▶ DATA LISTING
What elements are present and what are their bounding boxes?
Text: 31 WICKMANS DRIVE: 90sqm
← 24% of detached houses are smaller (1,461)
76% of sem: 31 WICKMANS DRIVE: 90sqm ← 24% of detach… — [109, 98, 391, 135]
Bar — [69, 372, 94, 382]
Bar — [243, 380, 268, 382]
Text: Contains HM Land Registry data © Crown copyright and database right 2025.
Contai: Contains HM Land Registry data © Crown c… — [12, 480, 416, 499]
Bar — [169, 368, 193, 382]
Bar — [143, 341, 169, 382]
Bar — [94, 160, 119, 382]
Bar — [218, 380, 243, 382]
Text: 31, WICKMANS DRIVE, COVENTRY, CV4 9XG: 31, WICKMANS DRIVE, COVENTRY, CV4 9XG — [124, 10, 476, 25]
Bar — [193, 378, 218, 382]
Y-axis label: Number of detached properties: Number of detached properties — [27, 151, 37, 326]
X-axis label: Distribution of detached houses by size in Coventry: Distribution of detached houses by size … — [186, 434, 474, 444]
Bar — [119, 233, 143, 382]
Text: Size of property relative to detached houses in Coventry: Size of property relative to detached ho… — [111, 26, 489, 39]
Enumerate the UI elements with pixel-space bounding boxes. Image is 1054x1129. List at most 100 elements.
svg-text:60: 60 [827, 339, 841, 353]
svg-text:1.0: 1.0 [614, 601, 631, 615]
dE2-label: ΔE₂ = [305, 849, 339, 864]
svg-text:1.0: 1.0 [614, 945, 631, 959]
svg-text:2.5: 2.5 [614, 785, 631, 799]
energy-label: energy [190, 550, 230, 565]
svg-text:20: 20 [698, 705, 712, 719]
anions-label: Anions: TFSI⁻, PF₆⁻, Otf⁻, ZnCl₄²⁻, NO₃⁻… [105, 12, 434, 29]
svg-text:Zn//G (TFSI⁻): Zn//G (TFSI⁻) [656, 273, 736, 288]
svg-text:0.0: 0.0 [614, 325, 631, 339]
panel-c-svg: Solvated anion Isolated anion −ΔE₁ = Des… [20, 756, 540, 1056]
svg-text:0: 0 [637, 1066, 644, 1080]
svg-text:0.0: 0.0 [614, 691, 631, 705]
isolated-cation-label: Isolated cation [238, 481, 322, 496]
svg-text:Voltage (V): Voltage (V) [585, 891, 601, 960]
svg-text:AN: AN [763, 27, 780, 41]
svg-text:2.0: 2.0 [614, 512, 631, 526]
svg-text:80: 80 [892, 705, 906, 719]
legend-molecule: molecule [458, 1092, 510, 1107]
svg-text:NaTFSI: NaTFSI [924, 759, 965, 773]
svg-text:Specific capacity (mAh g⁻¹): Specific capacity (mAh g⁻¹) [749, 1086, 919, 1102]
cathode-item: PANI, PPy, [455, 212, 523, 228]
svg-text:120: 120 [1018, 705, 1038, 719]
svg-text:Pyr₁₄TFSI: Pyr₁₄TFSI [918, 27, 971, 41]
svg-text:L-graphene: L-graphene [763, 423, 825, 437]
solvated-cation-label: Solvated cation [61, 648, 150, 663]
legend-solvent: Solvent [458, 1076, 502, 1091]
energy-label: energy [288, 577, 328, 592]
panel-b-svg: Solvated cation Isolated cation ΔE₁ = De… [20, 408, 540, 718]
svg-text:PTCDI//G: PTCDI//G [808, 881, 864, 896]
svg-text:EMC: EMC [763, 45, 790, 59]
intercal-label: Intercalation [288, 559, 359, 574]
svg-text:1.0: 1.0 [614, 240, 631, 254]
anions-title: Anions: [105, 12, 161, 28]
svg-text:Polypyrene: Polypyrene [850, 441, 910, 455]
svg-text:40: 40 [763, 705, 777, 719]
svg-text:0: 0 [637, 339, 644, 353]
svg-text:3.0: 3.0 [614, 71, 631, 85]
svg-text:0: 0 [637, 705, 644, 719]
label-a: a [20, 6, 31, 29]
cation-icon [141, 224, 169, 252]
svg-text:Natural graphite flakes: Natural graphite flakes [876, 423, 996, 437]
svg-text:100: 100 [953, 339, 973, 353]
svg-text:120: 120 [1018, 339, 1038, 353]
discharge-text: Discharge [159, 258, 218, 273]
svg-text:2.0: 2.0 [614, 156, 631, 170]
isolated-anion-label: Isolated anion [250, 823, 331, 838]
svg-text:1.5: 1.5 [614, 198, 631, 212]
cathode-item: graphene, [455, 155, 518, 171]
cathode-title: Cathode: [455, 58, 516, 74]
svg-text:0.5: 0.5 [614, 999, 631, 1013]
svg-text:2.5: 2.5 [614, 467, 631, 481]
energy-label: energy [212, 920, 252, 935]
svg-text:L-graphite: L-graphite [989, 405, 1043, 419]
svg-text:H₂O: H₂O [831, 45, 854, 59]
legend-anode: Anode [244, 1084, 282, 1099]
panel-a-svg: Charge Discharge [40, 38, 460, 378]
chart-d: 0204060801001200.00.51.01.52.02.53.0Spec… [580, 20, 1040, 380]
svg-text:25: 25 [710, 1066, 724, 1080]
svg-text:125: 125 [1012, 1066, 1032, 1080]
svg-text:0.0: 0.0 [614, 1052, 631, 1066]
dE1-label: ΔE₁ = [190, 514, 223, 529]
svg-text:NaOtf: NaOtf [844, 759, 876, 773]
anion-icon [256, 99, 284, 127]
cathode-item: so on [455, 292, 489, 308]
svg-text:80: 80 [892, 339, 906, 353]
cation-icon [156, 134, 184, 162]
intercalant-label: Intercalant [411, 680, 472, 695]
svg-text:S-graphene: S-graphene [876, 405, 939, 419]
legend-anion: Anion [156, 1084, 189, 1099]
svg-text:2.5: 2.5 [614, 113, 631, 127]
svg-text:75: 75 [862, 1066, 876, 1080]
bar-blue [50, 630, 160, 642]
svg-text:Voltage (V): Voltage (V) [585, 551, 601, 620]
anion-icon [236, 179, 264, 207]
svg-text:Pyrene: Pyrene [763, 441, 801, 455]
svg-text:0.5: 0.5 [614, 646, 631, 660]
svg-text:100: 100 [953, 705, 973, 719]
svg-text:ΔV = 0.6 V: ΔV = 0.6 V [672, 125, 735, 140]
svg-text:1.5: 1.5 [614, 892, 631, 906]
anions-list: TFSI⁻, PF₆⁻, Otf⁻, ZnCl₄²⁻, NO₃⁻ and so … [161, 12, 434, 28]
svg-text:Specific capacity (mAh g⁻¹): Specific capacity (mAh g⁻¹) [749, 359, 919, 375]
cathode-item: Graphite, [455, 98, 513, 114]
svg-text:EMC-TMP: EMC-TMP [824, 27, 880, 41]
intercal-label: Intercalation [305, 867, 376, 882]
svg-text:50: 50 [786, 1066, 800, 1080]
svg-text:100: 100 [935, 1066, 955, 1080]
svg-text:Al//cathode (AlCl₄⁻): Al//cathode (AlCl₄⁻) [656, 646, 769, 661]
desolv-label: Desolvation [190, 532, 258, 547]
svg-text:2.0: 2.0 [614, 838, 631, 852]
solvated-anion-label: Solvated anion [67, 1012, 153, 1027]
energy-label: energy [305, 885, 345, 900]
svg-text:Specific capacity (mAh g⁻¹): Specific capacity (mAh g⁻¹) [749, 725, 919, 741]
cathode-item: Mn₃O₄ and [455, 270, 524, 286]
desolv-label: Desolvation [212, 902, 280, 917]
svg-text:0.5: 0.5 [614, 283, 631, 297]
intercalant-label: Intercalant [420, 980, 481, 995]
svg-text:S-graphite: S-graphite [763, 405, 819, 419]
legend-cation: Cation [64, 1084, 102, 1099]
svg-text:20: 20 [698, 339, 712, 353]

▶ TASK GOAL
Set down the lines of the material again without changes, starting with the first line and ending after the line that contains "Text: Contains HM".

▶ OUTPUT FOR THIS EXERCISE
What elements are present and what are their bounding boxes?
Text: 31 WICKMANS DRIVE: 90sqm
← 24% of detached houses are smaller (1,461)
76% of sem: 31 WICKMANS DRIVE: 90sqm ← 24% of detach… — [109, 98, 391, 135]
Bar — [69, 372, 94, 382]
Bar — [243, 380, 268, 382]
Text: Contains HM Land Registry data © Crown copyright and database right 2025.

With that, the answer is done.